The exercise: Lines containing the string "name" are to be counted; report the total by itself.
[START Data records]
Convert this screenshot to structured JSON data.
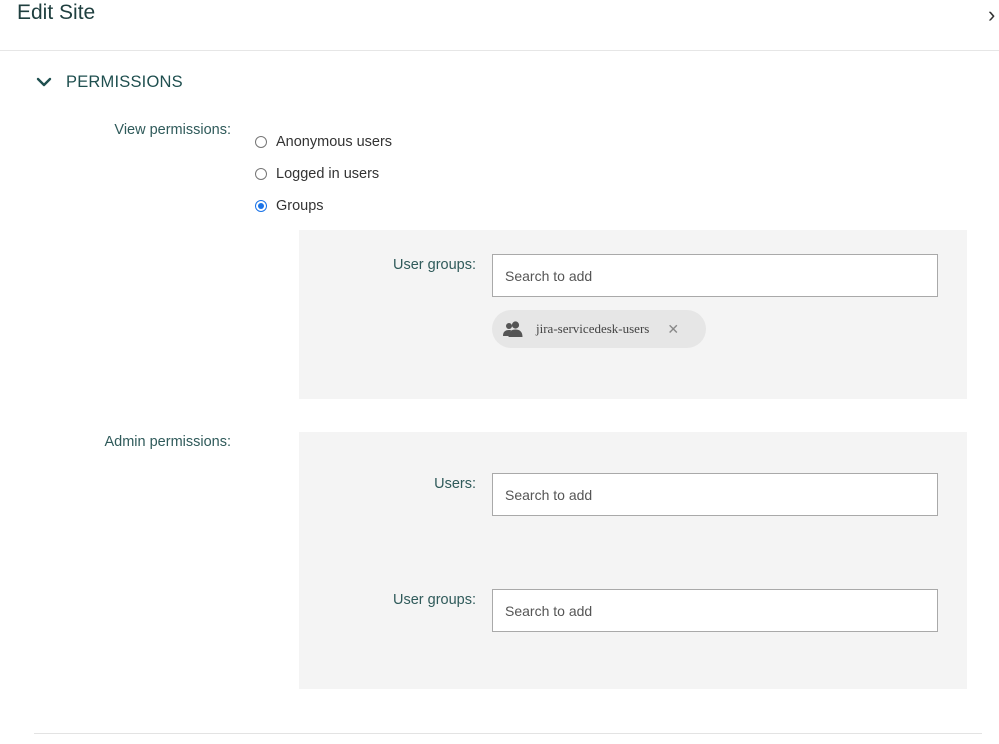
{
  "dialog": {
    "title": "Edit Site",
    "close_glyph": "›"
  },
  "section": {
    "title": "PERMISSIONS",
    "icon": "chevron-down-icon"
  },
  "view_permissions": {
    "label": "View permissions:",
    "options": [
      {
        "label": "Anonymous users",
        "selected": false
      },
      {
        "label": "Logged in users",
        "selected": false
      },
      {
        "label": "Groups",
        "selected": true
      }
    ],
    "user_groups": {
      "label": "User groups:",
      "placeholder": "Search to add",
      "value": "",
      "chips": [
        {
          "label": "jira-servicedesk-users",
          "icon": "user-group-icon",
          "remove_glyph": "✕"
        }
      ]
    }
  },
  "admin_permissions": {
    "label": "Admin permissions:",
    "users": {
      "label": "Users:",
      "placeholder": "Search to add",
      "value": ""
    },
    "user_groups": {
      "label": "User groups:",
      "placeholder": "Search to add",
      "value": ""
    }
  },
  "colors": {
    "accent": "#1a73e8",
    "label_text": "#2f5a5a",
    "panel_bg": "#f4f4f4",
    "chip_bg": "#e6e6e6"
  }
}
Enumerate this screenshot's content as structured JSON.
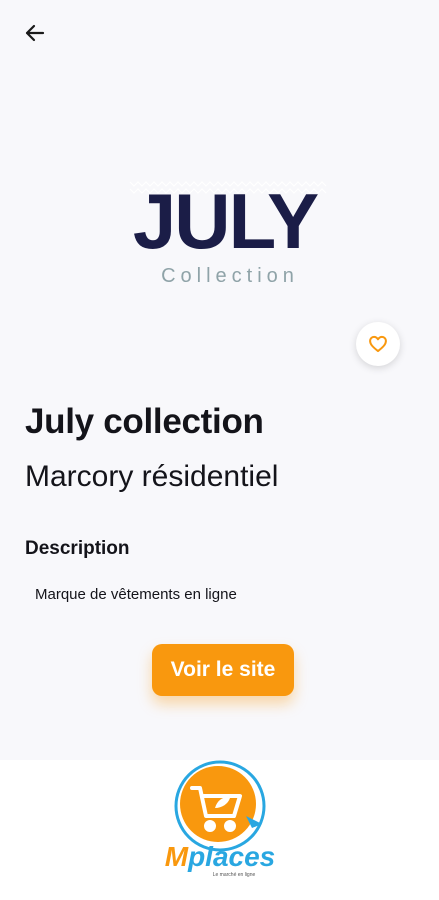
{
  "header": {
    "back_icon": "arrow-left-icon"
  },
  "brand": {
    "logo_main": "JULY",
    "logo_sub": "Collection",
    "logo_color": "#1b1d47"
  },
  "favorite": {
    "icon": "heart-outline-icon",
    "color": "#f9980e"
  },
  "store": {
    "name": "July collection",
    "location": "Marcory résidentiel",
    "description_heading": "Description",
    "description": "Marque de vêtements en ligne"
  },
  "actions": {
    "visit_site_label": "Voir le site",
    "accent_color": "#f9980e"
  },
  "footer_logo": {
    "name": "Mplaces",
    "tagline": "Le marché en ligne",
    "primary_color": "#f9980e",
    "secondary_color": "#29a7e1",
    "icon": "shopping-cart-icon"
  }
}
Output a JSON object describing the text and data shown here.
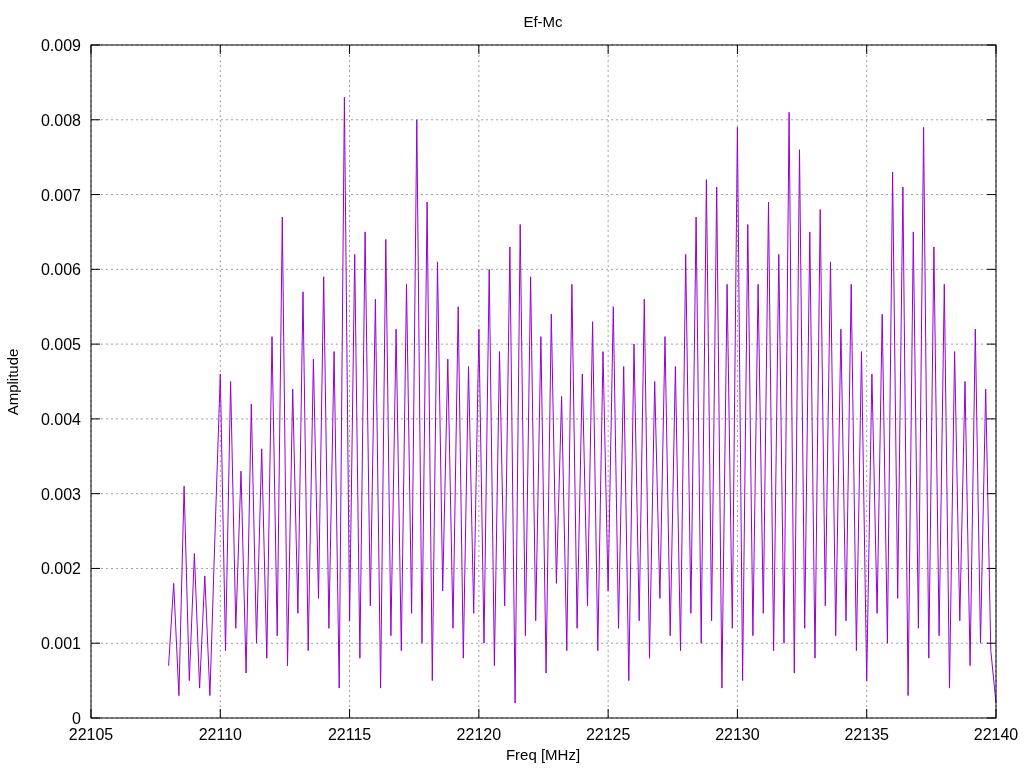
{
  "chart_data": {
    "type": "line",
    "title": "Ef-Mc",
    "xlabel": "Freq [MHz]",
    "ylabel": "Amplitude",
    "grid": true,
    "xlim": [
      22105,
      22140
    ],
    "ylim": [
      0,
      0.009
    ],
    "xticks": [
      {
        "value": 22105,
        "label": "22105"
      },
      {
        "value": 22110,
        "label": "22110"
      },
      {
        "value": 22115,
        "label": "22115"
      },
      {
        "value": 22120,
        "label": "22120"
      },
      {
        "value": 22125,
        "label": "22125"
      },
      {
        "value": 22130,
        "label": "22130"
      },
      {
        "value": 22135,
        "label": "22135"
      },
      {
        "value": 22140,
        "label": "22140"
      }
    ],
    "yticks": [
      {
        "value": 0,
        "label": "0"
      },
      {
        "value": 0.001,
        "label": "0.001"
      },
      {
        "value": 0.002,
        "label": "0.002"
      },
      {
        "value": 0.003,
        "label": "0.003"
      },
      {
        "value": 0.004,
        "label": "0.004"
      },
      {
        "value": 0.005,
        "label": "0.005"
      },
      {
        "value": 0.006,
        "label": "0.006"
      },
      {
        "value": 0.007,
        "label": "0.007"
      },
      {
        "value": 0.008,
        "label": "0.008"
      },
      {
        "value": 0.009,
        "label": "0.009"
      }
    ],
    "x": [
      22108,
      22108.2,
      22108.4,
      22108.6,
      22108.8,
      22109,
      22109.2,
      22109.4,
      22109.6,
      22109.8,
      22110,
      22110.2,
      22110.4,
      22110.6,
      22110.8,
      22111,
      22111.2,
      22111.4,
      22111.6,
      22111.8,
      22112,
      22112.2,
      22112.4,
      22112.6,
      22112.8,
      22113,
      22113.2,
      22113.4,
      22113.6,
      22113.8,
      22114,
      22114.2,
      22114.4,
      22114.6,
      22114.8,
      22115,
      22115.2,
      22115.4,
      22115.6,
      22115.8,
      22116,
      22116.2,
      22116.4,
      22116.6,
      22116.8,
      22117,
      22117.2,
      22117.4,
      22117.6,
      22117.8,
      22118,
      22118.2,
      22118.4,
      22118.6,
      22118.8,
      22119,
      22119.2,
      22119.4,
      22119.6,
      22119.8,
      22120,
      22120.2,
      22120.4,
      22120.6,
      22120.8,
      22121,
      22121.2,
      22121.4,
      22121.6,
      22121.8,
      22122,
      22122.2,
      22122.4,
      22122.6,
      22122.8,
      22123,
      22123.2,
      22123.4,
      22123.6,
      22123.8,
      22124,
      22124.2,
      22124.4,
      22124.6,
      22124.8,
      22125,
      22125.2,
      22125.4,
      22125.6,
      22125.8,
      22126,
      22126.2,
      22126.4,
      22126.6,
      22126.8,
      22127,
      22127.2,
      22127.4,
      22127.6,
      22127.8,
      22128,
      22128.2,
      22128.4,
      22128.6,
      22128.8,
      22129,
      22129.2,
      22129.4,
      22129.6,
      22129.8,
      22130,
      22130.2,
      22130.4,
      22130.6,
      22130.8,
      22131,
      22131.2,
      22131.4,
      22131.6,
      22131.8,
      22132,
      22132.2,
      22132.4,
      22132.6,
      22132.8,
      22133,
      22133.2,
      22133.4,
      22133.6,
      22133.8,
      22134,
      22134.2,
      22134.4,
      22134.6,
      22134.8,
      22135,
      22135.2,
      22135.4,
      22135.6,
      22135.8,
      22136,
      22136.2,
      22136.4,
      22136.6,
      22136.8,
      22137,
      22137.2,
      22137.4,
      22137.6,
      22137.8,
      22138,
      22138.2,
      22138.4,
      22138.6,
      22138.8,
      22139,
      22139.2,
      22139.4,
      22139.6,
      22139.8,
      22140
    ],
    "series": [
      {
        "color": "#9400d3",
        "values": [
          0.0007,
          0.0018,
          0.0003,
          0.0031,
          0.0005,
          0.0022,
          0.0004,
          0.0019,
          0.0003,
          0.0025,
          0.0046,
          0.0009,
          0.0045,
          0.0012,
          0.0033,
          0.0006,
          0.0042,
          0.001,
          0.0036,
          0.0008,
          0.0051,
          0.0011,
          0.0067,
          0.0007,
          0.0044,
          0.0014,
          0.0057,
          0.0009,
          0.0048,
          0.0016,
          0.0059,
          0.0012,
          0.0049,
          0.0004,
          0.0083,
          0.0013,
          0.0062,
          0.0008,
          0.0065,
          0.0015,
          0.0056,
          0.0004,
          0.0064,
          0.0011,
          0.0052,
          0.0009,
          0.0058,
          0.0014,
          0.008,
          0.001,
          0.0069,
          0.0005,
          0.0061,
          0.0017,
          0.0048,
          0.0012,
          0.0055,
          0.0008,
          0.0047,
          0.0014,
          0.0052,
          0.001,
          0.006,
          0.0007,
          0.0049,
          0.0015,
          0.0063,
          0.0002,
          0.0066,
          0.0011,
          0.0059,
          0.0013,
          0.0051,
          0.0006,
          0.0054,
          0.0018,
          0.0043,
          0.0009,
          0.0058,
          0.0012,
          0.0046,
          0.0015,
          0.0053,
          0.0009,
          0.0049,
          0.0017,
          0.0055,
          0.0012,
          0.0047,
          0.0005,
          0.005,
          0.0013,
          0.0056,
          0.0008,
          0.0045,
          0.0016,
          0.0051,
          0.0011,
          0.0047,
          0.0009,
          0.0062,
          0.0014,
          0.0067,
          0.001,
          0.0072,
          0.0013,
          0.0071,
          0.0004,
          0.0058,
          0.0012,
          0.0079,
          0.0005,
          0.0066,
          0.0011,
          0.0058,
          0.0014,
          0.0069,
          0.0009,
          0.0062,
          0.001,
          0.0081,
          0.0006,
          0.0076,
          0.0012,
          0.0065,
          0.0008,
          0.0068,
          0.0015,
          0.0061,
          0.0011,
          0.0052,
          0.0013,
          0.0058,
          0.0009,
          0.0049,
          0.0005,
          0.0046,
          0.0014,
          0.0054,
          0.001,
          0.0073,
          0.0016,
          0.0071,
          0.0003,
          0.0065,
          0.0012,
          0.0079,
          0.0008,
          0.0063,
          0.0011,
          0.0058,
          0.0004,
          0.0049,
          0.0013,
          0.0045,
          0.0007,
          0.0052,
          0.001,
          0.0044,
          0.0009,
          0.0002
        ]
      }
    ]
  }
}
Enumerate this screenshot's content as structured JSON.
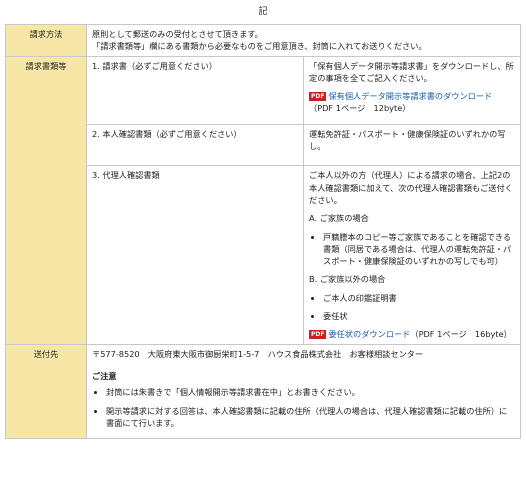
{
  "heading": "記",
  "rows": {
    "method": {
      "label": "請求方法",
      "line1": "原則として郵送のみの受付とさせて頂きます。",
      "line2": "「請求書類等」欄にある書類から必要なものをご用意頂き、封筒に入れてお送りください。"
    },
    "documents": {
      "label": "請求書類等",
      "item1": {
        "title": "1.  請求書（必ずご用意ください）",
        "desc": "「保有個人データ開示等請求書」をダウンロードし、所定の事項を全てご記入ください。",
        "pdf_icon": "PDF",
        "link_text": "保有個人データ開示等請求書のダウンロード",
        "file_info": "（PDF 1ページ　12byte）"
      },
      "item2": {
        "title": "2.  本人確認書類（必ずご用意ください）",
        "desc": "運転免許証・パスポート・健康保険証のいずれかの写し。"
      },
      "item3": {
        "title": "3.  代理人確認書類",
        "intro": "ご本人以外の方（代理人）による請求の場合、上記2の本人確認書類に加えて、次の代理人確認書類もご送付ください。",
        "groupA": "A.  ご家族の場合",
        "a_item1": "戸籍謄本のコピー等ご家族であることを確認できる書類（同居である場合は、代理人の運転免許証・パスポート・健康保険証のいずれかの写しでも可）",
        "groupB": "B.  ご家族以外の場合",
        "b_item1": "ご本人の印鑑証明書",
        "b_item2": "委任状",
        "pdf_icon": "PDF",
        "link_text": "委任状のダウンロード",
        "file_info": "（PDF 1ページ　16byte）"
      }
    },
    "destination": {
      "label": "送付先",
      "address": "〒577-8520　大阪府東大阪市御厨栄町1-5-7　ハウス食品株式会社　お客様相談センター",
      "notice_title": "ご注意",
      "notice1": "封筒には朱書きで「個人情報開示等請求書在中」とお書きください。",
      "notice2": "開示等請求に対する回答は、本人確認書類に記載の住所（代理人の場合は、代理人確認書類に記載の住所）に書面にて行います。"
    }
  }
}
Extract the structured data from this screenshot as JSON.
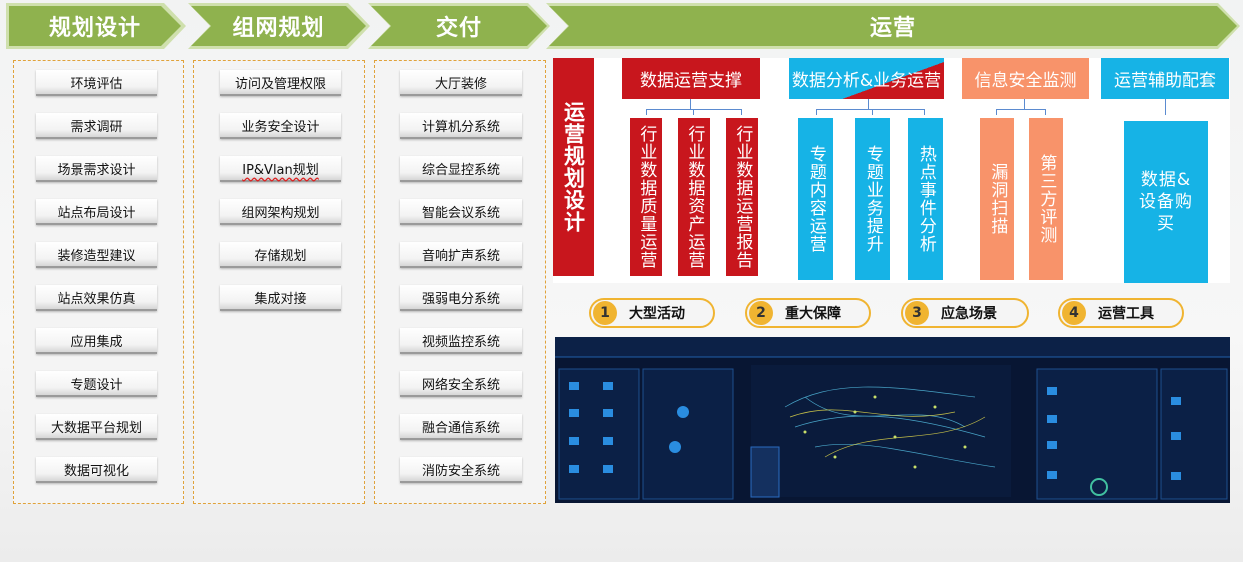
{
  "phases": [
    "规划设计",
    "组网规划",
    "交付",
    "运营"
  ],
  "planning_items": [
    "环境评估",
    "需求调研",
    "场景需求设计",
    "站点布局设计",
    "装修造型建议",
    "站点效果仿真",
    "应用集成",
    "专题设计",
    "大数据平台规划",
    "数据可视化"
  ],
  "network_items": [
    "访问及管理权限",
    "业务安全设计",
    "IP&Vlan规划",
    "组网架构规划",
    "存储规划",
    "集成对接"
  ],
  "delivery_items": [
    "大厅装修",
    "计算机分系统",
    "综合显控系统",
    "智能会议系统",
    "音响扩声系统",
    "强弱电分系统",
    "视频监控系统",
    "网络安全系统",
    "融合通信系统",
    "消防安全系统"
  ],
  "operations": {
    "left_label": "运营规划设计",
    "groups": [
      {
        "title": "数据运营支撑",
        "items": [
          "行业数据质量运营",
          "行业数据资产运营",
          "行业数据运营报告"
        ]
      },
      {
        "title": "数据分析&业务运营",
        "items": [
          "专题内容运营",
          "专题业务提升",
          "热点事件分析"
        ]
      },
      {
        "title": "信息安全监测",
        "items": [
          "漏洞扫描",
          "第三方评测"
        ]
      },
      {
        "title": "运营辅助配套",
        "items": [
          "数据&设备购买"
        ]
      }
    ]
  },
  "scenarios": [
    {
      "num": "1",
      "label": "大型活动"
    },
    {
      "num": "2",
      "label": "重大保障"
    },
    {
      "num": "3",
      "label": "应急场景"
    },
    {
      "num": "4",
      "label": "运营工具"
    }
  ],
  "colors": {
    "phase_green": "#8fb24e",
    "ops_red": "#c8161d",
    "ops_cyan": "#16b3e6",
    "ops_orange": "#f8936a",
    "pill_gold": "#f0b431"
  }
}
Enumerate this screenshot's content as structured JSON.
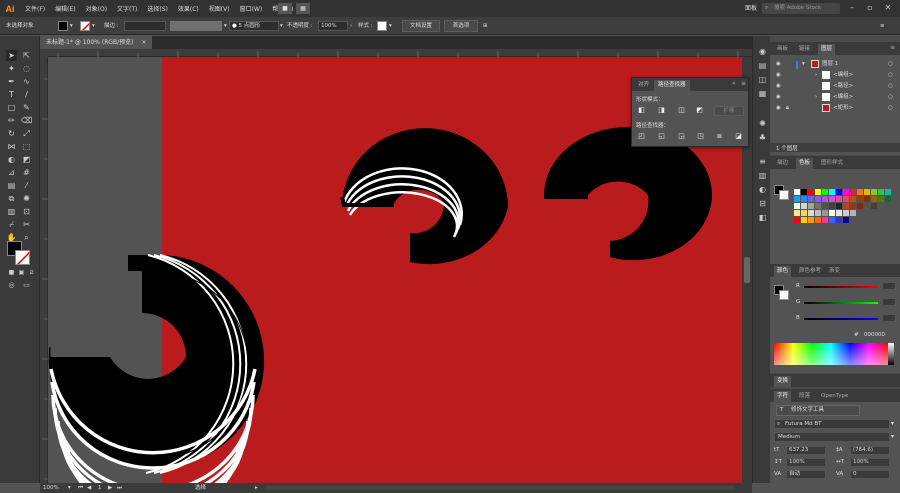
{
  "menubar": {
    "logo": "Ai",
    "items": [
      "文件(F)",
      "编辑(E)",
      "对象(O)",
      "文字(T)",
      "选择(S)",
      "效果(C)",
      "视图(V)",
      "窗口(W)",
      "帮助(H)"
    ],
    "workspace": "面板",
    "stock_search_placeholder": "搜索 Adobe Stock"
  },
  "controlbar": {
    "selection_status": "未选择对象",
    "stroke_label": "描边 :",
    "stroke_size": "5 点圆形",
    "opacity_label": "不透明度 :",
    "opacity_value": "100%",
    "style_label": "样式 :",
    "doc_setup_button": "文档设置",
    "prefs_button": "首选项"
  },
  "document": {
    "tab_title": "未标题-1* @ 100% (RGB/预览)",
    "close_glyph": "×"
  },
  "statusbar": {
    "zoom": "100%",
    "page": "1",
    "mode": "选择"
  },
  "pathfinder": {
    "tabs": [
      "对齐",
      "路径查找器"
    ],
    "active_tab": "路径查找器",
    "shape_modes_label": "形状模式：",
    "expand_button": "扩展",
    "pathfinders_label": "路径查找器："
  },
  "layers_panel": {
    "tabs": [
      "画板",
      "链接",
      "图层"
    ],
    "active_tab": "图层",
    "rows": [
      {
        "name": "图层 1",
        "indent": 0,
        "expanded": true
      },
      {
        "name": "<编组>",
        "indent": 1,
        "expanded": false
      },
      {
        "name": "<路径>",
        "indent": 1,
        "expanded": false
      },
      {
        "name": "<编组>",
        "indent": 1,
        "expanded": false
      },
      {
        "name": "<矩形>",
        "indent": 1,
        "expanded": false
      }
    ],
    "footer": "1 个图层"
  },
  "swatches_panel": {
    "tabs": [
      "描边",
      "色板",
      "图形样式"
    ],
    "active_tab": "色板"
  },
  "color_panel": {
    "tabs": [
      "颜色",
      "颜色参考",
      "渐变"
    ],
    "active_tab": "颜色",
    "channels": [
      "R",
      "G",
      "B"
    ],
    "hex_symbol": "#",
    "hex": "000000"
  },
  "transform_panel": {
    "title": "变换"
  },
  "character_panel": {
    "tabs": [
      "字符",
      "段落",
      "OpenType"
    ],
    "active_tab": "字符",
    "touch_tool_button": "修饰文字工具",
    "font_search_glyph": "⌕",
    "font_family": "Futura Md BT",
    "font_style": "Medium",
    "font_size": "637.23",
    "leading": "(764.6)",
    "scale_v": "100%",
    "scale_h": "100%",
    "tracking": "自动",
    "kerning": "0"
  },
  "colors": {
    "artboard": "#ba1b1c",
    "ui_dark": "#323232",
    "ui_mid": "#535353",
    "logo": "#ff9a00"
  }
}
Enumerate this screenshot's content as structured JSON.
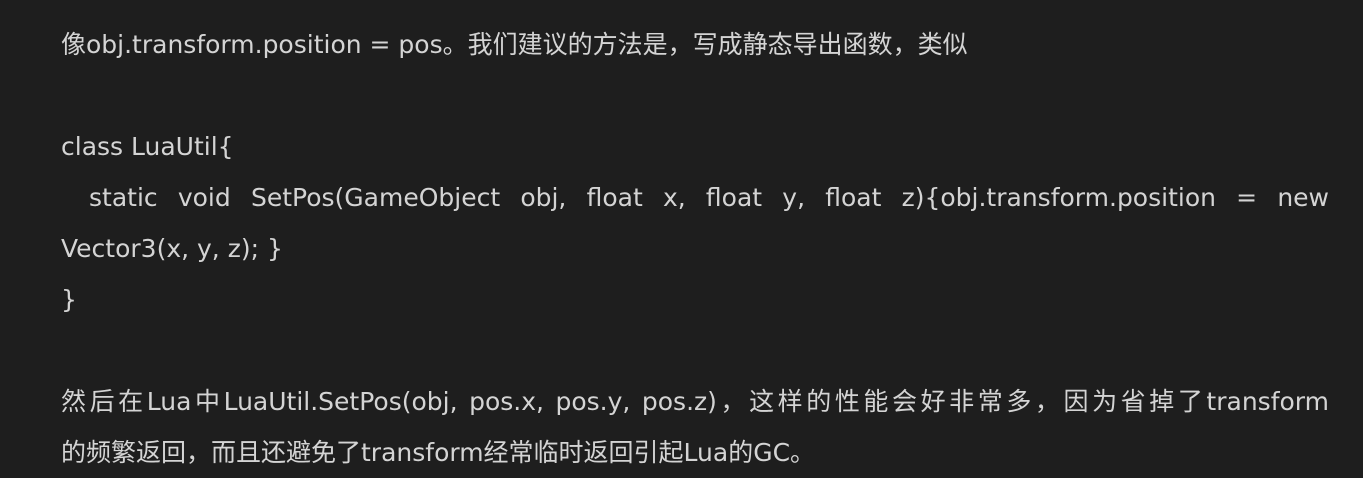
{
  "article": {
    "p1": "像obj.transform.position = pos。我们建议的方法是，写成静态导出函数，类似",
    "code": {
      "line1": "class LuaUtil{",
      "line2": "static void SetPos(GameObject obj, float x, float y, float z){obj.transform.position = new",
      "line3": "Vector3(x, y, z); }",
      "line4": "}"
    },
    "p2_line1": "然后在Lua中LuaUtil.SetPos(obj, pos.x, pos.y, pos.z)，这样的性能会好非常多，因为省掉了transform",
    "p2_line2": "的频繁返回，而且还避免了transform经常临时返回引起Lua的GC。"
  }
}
[END Data records]
Finished task: 7